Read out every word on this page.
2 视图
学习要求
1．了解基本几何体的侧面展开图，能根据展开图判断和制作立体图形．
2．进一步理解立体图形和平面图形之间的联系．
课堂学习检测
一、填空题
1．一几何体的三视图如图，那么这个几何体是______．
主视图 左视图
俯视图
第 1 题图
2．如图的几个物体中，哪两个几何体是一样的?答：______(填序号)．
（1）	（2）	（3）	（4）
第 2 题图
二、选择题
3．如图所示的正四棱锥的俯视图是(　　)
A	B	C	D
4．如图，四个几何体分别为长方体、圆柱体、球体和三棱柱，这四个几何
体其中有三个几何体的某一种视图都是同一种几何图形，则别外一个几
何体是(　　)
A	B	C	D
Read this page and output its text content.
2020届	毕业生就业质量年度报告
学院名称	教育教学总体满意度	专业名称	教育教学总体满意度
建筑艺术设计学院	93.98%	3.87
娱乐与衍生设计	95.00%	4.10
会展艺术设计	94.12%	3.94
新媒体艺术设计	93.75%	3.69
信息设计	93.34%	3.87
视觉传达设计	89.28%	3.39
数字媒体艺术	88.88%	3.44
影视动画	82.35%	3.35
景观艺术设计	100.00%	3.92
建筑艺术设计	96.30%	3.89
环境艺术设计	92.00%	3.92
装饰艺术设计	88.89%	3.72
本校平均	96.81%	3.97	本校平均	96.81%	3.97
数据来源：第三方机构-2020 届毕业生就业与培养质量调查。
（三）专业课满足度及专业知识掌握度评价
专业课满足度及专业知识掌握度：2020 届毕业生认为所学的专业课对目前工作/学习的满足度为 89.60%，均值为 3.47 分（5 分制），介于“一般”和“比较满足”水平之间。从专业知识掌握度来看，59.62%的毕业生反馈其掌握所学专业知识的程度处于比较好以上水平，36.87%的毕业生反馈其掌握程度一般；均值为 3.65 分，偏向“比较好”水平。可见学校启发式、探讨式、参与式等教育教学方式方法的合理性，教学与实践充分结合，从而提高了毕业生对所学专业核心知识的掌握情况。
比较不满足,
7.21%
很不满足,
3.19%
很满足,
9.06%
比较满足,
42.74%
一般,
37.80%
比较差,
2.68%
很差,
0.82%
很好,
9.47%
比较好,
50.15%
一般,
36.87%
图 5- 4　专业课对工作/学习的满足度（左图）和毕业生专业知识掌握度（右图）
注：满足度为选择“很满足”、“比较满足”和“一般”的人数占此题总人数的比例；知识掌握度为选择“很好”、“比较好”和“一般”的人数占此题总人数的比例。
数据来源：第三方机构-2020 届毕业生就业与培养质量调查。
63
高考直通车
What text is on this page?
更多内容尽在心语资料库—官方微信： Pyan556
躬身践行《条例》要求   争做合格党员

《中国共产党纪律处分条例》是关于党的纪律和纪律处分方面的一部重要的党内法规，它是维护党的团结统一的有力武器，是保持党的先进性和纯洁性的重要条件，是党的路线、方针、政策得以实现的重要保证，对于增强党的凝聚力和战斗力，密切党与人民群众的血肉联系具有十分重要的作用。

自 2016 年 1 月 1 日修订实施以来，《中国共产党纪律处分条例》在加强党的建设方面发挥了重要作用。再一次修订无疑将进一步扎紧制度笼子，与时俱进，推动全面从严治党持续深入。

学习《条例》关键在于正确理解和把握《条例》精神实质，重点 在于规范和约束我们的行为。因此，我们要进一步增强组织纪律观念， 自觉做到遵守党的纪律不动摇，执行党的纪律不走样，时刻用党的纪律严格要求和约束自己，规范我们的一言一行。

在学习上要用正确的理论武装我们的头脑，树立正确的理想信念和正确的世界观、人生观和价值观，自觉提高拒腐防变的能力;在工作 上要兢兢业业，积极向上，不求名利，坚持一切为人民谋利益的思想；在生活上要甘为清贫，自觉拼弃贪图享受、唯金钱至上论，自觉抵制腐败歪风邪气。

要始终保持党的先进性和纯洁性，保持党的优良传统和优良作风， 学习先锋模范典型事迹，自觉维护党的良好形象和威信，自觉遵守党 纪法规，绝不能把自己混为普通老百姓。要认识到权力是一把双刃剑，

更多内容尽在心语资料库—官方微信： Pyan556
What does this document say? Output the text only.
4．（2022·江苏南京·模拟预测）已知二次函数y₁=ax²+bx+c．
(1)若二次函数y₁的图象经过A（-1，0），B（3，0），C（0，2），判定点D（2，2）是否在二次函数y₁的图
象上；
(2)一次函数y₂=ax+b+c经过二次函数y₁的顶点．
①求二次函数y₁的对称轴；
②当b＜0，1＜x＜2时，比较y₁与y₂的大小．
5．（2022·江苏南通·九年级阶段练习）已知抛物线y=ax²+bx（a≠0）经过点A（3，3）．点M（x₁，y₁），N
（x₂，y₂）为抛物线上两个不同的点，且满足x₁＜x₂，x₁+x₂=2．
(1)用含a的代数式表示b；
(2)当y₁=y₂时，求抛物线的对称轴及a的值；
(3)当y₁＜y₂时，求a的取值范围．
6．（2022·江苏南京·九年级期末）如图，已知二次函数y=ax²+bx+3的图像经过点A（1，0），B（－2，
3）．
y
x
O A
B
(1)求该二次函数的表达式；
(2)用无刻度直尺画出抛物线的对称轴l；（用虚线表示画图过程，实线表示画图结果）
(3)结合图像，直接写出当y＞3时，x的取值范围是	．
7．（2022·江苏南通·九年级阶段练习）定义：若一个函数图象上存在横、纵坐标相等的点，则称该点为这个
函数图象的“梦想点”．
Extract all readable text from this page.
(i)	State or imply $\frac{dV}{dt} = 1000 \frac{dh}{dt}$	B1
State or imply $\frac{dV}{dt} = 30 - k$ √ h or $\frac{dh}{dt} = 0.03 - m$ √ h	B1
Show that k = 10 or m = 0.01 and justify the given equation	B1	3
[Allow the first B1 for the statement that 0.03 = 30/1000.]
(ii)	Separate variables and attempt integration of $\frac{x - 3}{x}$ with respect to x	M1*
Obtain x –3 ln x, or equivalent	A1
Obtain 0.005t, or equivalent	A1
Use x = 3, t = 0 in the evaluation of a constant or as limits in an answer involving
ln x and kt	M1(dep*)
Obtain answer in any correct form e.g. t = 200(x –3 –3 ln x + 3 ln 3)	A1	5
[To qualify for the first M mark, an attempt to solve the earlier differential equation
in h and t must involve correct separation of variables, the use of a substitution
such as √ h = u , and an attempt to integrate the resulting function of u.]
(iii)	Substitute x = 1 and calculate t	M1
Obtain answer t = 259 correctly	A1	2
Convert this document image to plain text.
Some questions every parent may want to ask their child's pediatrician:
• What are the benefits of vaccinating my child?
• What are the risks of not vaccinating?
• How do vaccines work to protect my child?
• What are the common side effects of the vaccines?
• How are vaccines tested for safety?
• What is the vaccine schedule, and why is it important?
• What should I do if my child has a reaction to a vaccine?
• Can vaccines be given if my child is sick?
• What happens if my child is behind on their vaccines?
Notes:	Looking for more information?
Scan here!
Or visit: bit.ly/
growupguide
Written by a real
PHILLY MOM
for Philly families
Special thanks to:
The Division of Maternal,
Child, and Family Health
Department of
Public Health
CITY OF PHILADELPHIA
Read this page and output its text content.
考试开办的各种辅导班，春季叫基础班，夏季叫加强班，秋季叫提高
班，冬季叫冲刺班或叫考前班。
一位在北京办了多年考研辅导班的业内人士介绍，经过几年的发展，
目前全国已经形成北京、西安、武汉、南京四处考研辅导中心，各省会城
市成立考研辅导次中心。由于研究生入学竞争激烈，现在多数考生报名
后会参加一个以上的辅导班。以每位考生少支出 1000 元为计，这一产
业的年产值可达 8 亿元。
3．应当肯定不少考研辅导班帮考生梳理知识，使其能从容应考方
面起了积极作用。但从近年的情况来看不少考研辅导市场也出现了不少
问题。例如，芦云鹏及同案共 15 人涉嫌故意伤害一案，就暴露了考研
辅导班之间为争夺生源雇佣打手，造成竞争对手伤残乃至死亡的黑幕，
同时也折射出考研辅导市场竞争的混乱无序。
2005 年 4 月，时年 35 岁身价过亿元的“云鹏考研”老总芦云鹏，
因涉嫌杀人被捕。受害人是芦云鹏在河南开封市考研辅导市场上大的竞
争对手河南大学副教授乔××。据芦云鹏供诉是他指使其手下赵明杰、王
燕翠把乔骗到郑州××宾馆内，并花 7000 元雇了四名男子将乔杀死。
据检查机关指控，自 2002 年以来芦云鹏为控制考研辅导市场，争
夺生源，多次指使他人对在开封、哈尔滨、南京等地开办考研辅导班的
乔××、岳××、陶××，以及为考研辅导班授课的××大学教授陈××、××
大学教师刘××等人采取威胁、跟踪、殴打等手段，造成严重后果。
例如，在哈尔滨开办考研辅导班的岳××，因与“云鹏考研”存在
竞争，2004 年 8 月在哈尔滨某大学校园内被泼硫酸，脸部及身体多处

______________________________

### Aim of the task
Using the entries above, state how many lines include the word "that", with no other words.

### The reply
2